GIVEN INSTRUCTION 1 → From the TV ratings blog post, quote word for word the part that opens with the words containing "How we rate" and closes with "previous day's viewing.".
GIVEN INSTRUCTION 2 → Pick up the blog post on TV audience figures after its last sentence and keep writing it.

GIVEN PASSAGE →
● ● ● ● ●

What I wrote at Lib Dem Voice

August 01, 2006

How we rate our telly

If there’s two things I’ve always had a weakness for they’re: telly and statistics. So, unsurprisingly, I find myself irresistibly drawn - like a moth to a flame, or David Cameron to pastel-coloured vacuities - to MediaGrauniad’s TV Overnights, which reports the audience figures of the previous day's viewing.

For instance, I now know that last night 7.3 million of us were watching Emmerdale, representing a 39% share of the available TV audience at that time. (And if you haven’t yet seen it, I do commend the current Emmerdale “It’s far from quiet in the country”
trailer to you - watch it here. Genius.) This tells me that 18.7 million people in Britain were last night sat watching telly at 7.00 pm - or 31% of the UK’s total population. Which is currently estimated at 60,609,153, by the way.

Now to celebrate their 25th ‘birthday’ - why does everything have to be bloody anthropomorphised? It’s their anniversary, not a birthday - BARB, the ratings experts, have published the listings for the Top 10 programmes in each year since 1981. It throws up some interesting quirks. For example, the Royal Wedding of Charles and Di was watched by 39 million of us (ah yes, I remember it well
); yet Diana’s funeral attracted fewer than half that, 19.3 million viewers, indicating they were wrong to split, as neither have found such success as solo artistes. I guess Charles is the Art Garfunkel to Diana’s Paul Simon.

● ● ● ● ●

DATASET EXTRACT →
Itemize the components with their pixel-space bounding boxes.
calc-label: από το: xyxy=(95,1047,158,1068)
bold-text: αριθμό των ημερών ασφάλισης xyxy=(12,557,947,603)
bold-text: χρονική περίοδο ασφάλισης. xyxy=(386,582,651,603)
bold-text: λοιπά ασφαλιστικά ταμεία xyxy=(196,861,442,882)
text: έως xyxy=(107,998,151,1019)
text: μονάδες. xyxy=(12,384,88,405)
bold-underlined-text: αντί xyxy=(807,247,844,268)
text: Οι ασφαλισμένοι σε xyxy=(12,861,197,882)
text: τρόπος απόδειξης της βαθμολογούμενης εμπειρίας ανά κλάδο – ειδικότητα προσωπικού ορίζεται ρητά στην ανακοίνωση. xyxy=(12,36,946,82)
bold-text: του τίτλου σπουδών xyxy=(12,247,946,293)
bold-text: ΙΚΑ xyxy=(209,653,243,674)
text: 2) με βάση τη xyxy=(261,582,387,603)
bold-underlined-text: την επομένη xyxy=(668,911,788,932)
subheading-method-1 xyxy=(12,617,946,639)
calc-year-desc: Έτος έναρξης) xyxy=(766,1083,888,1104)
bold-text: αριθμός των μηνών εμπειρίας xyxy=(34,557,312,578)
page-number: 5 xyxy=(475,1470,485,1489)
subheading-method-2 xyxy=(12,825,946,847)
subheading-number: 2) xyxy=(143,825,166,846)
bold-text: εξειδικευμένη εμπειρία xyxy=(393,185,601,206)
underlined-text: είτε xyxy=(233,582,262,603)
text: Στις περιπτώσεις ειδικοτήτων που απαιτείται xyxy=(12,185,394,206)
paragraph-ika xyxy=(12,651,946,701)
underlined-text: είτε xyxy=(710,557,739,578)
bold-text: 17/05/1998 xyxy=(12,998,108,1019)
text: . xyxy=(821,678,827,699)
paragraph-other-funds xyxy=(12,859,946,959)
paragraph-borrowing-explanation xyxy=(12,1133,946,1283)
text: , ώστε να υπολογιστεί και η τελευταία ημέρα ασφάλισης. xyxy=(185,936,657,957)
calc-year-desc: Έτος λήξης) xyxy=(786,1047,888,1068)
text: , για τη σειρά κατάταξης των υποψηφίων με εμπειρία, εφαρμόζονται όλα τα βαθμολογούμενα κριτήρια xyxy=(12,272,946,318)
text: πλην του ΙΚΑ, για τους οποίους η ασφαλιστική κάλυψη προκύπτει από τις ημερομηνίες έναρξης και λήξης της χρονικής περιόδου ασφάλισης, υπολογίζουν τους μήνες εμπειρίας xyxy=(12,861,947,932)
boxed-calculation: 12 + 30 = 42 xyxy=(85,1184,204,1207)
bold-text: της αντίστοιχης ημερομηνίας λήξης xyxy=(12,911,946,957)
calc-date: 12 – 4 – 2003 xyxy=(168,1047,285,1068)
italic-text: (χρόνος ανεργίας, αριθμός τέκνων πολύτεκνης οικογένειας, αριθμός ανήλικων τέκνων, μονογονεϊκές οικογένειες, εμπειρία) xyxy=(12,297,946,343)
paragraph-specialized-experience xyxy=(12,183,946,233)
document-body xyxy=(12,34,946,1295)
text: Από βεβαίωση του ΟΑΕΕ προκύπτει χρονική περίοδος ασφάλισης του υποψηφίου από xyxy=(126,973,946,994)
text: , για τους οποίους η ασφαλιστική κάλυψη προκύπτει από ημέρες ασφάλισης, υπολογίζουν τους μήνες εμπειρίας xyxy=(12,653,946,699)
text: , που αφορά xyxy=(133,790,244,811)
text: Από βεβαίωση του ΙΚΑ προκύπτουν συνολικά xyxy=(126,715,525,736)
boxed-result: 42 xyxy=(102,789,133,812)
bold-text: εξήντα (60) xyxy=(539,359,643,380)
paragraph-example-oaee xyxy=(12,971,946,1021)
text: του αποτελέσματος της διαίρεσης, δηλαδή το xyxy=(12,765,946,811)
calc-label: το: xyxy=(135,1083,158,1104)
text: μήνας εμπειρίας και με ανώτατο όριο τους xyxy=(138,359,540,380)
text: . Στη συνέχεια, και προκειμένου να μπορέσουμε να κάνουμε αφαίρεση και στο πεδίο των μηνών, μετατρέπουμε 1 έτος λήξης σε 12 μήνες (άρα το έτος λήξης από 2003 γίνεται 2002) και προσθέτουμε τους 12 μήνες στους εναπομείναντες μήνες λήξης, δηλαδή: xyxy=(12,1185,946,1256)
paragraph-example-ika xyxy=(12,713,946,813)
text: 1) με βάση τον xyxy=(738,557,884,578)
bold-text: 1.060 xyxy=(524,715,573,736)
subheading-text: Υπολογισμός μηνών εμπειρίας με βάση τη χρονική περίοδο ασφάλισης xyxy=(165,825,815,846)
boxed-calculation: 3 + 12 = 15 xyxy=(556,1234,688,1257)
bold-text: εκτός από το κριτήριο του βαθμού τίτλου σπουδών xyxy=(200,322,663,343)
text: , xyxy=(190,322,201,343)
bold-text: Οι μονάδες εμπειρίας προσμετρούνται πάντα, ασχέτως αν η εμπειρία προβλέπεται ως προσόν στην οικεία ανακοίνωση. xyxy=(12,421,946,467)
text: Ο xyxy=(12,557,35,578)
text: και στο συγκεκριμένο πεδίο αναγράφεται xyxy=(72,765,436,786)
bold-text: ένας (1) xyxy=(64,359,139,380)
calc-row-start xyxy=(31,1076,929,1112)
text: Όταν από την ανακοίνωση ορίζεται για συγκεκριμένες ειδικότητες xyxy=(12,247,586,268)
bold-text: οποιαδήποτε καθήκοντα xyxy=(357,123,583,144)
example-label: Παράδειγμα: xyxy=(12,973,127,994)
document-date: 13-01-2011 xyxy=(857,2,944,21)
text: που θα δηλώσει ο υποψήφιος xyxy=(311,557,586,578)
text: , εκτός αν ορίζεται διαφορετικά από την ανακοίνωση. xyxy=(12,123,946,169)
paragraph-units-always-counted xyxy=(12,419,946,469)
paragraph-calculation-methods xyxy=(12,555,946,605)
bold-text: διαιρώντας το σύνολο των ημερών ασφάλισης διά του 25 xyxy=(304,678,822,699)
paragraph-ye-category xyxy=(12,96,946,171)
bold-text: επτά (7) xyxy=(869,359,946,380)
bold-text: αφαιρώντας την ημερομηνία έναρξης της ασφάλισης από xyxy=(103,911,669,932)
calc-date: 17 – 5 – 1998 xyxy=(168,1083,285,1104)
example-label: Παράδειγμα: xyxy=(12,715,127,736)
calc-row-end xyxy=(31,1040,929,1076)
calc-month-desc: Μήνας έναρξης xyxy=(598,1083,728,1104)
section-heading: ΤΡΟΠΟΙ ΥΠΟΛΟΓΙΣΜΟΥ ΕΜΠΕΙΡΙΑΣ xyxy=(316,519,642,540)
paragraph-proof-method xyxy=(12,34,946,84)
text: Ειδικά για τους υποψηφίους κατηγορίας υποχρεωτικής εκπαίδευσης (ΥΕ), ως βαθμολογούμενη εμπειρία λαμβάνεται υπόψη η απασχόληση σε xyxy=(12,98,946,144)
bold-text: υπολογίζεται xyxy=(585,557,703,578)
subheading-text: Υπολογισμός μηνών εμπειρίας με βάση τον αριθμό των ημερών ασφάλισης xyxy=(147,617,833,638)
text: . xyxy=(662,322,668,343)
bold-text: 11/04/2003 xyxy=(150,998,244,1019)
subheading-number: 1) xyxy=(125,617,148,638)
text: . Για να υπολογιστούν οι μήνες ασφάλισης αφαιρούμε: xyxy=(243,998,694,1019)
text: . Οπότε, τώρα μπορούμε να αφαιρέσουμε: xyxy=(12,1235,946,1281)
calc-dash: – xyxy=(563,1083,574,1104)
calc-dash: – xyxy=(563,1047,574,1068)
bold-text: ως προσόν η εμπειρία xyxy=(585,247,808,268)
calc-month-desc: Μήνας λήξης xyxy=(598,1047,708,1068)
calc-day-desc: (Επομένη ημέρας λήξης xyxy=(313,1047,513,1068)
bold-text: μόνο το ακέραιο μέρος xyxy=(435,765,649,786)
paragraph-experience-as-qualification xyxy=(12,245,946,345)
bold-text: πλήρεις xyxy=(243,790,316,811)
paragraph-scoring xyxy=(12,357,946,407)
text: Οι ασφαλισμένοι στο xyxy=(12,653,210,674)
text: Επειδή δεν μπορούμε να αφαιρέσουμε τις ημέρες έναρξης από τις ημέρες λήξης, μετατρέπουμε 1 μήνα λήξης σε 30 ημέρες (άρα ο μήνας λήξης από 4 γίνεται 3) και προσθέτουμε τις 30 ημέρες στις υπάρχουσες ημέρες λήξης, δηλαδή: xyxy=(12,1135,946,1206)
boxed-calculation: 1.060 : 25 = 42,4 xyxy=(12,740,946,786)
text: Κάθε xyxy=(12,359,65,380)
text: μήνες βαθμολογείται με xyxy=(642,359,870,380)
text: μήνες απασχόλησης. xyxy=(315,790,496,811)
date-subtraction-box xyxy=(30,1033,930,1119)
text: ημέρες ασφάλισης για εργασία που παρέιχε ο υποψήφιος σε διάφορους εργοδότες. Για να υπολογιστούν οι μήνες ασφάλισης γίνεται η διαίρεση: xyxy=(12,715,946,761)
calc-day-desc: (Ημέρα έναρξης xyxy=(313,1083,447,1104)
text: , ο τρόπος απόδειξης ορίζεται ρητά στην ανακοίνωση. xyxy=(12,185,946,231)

● ● ● ● ●

RESPONSE 1 →
How we rate our telly

If there’s two things I’ve always had a weakness for they’re: telly and statistics. So, unsurprisingly, I find myself irresistibly drawn - like a moth to a flame, or David Cameron to pastel-coloured vacuities - to MediaGrauniad’s TV Overnights, which reports the audience figures of the previous day's viewing.

RESPONSE 2 →
Some things, of course, haven’t changed. Coronation Street - the only show to feature in each and every year - is still a ratings winner: it peaked at 18.8m in 1981, and pulled in 12.6m in March this year. The Royal Variety Performance continues to exert an enduring, and frankly perverse, fascination: it features in the top 10 in 1984, 1988 and 2001. Only one news programme, though, has ever made it into the top 10 in any one year - the ITN News on 25th April, 1982, was watched by 17.3m people. It was the day the Royal Marines landed in South Georgia, and re-captured the Falkland Islands.

The genres that emerge as losers are films and game shows. Sixteen films were top 10 draws in the 1980s; only Billy Elliott’s terrestrial premiere, in 2003, has made the grade this millennium. Video may not have killed the radio star; but it has slaughtered the Big Event movie. And the days when Family Fortunes, Name That Tune and Play Your Cards Right could rivet 16 million or more viewers to their sofas have long since passed - “Nice to see you, to see you… where have you gone?”

So what dominates our collective viewing habits now? Well, football for a start: one-quarter of the top-rated shows since 2000 have been soccer matches, six of them in 2006 alone. This points to an unsurprising phenomenon: the success of live, or ‘as live’, TV programmes, when the national consciousness is gripped - whether by the hype, or genuine excitement of a show whose ending is unpredictable.

* In 2001, it was Popstars (who could forget Hear’Say? To ask the question is to answer it);
* then, in 2002, there was Gareth v Will’s nail-biting Pop Idol Final;
* the next year, 2003, we were gripped by Tara, Tony and Rhona in the I’m A Celebrity jungle (and, again, in 2004 and 2005);
* in 2005, Comic Relief and Strictly Come Dancing showed up to the party;
* and, this year, desperate spin-off, Dancing On Ice - The Skate Off, somehow muscled in, with 11.7 million viewers.

The more choice we as individuals have of what we watch, and when we watch it, the stronger the desire we appear to have to come together - as family and friends - to participate in a shared, and often tense, experience. It might be a reality telly final, a penalty shoot-out, or the re-generation of Dr Who: we all want to be there, and to be able to say who we were there with.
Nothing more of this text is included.